▶ _Instruction_
Report only the number of lines in this material that include the string "name".

▶ _Data for this exercise_
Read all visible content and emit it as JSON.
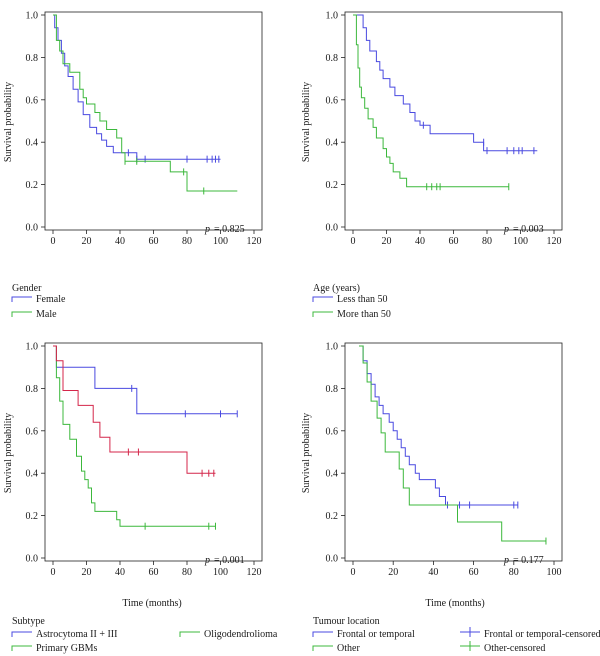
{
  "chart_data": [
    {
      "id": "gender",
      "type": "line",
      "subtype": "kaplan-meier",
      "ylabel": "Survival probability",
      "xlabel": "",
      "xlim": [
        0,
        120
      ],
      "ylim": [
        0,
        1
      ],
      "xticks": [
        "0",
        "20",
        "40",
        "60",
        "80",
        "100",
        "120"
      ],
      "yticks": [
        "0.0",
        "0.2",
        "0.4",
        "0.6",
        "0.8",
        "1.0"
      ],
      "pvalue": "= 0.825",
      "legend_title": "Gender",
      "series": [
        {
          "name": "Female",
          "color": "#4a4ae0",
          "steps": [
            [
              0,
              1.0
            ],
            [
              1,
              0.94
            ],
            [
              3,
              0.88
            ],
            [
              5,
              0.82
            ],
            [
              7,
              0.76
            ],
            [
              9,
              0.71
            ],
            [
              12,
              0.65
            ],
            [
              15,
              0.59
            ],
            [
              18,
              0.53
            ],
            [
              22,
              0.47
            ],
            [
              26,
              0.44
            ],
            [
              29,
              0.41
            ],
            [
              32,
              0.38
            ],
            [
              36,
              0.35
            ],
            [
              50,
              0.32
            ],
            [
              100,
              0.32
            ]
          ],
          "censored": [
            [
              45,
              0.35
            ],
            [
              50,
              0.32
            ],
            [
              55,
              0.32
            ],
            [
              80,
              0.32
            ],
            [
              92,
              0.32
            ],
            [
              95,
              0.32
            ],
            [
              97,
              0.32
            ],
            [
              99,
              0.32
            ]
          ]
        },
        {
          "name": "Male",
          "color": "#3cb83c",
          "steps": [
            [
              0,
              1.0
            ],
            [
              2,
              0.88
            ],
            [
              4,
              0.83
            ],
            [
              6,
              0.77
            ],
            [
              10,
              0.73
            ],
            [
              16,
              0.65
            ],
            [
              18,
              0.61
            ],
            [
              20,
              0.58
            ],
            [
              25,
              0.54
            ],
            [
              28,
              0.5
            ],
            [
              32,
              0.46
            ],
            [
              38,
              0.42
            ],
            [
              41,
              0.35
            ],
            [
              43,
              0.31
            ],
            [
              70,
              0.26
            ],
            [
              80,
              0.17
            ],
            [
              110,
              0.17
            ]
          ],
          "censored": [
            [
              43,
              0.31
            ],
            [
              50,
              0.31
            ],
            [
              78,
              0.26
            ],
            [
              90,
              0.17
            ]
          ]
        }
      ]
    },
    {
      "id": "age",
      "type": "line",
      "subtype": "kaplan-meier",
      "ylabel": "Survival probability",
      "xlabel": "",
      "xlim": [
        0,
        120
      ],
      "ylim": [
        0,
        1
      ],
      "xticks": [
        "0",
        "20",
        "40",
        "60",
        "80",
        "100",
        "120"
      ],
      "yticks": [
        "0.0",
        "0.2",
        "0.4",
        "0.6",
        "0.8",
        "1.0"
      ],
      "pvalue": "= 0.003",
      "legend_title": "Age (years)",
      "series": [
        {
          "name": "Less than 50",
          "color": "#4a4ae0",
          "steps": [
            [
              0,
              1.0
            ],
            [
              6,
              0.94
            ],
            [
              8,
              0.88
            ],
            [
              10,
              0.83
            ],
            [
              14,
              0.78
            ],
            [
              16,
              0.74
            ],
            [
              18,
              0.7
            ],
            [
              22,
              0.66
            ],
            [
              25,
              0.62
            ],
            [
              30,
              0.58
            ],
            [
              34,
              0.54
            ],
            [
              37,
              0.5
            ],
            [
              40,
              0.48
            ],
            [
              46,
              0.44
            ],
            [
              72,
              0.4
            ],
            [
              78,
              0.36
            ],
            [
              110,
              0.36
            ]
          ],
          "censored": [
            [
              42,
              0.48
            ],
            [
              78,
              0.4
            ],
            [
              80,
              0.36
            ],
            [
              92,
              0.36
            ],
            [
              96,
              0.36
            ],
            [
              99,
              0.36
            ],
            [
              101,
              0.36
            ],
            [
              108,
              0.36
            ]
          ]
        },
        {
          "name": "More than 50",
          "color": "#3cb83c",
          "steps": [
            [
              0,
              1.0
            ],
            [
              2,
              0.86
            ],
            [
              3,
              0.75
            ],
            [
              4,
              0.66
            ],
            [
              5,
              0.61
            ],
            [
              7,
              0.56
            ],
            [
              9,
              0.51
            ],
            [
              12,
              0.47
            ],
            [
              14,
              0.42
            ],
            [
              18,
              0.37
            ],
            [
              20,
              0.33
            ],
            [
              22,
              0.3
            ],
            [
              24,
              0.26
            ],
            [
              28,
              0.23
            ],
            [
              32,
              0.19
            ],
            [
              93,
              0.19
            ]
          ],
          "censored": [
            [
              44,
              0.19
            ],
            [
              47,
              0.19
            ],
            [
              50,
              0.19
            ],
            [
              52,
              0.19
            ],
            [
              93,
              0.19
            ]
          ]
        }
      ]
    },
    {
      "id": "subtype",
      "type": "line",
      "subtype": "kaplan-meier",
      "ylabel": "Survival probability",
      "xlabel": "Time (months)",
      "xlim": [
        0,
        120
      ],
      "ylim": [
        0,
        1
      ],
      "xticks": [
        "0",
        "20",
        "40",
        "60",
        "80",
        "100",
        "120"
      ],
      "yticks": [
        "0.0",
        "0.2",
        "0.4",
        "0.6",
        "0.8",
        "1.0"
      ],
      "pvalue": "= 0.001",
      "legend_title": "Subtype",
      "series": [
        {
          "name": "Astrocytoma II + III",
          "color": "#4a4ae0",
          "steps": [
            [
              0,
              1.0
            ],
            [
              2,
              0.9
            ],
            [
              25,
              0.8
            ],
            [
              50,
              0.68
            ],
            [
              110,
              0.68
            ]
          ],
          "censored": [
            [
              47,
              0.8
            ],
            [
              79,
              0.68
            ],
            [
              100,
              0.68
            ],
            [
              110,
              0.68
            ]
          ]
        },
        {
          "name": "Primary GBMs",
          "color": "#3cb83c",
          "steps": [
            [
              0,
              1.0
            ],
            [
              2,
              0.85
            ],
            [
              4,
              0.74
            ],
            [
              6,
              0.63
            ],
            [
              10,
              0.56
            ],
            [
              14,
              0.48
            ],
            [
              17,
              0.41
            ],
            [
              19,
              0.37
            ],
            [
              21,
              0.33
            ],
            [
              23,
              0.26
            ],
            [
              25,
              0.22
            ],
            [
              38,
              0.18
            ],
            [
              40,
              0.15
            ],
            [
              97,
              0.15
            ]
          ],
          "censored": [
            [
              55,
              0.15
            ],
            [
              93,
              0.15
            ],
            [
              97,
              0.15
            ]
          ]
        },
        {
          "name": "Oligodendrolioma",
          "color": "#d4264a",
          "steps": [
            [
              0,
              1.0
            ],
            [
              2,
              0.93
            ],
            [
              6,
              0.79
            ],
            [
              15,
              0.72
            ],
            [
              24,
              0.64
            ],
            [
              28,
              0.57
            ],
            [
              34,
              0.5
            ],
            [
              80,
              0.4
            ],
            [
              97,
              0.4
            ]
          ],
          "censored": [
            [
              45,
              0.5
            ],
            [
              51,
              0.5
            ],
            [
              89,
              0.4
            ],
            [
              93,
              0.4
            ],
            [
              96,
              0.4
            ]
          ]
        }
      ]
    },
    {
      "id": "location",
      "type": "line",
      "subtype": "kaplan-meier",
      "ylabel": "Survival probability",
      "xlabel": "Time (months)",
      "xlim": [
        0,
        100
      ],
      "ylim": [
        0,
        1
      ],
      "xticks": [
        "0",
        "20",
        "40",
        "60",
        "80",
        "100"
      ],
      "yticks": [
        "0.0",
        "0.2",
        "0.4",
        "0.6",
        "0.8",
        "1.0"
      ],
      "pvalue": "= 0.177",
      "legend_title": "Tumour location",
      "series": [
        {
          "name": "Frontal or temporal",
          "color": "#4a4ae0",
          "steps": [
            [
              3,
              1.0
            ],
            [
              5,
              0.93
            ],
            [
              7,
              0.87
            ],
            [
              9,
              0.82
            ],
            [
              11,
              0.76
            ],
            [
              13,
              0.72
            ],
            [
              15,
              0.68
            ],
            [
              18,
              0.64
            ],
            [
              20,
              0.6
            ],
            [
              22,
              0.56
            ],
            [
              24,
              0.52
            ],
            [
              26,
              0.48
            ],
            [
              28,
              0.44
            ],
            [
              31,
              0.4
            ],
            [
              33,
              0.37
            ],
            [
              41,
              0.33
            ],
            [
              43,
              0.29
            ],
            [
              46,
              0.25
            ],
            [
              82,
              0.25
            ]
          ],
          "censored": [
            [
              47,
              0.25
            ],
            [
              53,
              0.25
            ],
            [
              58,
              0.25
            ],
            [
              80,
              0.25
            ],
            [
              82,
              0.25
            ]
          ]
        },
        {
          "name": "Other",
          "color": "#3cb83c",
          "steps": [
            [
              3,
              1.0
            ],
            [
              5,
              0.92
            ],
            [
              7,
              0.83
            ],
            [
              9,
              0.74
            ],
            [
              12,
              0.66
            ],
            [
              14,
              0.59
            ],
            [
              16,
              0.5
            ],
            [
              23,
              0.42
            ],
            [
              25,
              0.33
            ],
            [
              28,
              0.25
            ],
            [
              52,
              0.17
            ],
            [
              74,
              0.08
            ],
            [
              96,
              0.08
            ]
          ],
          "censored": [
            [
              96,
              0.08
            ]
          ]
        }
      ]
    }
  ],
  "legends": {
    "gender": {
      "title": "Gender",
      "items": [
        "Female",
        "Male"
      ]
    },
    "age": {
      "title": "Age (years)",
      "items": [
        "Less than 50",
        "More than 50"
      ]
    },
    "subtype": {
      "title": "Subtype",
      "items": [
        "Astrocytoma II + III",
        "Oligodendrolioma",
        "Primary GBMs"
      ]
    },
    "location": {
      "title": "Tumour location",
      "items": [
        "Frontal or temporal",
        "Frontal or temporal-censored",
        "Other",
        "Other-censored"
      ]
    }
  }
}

▶ _Response to the task_
9